## WRITTEN TASK
Count only the lines of the records that hold "this", then give the number without any other words.

## SUPPLIED DATA

***

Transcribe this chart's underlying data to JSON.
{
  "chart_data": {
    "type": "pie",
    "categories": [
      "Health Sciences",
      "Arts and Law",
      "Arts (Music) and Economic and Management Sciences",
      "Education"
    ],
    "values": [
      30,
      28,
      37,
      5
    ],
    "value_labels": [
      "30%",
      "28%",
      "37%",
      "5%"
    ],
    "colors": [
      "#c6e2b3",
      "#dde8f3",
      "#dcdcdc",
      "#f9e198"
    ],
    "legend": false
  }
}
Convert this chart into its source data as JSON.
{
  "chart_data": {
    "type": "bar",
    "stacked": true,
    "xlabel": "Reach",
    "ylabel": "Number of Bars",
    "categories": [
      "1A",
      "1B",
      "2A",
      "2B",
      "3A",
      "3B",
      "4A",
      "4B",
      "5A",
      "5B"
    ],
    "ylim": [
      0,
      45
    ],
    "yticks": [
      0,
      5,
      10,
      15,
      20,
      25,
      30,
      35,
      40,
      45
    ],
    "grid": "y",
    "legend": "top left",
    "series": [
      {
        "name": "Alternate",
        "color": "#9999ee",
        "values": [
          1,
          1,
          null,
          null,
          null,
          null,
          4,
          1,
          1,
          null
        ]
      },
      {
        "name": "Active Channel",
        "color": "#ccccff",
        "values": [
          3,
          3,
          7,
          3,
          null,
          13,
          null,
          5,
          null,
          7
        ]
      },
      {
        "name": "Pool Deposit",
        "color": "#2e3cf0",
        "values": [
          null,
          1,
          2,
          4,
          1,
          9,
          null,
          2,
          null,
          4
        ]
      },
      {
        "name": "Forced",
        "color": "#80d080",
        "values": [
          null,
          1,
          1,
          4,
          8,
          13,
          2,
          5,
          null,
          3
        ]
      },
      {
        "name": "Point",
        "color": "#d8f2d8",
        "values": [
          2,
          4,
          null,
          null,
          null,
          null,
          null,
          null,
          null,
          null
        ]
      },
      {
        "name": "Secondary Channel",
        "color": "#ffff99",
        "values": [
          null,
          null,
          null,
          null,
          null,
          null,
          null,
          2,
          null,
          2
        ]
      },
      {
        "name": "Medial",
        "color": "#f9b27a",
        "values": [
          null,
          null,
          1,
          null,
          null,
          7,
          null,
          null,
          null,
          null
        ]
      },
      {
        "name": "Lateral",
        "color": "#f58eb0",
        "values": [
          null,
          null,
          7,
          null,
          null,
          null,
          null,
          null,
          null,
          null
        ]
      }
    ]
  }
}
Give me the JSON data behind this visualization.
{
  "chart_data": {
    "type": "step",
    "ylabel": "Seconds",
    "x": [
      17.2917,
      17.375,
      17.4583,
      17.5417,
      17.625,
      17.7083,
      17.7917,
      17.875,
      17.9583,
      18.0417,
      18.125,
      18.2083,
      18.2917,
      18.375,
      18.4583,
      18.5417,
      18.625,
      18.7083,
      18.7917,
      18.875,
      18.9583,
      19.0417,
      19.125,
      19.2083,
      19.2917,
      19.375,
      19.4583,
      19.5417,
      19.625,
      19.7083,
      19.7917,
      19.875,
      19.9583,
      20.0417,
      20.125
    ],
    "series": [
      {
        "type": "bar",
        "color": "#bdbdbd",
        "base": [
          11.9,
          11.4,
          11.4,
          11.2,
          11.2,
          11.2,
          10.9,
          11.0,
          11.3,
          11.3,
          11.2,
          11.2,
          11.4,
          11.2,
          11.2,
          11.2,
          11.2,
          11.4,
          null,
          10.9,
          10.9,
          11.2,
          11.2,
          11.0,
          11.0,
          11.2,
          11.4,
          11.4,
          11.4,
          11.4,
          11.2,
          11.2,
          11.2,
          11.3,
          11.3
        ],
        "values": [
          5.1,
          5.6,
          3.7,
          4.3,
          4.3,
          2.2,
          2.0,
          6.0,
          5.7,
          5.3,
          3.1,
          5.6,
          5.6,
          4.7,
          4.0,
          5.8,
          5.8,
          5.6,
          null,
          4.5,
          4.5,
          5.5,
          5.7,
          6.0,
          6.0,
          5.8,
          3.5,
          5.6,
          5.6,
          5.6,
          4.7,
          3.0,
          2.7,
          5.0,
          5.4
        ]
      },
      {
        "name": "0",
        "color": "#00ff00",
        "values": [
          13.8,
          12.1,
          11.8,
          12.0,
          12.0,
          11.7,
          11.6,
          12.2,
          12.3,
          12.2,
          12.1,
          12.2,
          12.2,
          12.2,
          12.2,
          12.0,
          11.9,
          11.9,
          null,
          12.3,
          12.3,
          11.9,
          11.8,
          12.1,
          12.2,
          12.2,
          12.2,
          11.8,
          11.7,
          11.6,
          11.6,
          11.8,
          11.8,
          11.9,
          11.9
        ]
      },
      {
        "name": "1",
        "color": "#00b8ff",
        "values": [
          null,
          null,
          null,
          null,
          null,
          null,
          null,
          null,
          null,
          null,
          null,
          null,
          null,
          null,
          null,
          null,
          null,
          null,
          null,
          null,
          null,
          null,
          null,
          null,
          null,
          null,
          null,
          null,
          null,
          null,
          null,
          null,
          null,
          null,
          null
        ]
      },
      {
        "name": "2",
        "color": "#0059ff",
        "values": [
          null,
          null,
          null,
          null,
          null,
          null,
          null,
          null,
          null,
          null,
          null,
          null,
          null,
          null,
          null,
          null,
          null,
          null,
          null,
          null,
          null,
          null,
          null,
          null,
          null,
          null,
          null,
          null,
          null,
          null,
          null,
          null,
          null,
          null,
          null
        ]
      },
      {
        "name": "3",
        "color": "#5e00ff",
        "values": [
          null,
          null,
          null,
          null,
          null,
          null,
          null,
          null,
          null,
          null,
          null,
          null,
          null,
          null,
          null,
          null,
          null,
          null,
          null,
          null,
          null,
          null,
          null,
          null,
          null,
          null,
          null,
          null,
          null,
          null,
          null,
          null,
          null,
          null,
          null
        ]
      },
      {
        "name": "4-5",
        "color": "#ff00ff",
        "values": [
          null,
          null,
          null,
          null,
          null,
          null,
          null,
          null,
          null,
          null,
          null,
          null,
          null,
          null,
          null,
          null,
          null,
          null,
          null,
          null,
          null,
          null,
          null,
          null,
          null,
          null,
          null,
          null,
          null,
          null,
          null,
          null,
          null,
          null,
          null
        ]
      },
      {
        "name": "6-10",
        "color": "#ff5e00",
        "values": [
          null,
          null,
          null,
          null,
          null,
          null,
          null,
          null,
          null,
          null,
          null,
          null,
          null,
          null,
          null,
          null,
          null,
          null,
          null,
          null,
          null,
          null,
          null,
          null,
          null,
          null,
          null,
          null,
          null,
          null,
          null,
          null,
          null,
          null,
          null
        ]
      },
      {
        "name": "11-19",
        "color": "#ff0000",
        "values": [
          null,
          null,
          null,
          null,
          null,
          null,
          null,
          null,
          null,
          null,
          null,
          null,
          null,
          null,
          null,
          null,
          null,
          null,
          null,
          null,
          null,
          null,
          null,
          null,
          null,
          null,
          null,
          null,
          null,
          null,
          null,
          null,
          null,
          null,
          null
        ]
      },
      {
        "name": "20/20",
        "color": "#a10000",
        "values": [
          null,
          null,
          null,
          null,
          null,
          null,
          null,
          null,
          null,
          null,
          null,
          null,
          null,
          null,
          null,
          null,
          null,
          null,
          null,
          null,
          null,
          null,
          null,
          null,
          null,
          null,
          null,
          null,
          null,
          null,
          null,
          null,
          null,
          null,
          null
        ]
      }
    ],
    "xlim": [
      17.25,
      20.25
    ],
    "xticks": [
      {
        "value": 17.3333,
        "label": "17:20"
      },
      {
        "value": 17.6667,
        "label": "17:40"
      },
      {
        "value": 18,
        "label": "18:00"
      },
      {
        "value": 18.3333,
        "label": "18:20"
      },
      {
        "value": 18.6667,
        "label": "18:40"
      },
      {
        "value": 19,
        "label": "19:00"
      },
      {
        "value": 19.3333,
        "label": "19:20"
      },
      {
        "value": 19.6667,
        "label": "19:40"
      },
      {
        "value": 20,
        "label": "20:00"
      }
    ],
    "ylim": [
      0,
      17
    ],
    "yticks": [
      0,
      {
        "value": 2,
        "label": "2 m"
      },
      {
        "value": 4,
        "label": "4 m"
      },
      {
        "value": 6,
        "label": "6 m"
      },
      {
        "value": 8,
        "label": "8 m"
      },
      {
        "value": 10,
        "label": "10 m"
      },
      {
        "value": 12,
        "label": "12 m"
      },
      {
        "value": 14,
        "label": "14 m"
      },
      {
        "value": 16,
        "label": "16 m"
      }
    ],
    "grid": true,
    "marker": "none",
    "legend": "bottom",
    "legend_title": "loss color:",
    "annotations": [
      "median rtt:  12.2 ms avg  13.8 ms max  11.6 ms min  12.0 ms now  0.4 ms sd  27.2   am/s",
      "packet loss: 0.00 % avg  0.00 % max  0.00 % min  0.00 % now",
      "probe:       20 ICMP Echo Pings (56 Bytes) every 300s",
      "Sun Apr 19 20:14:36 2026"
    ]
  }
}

***

## EXERCISE SOLUTION
3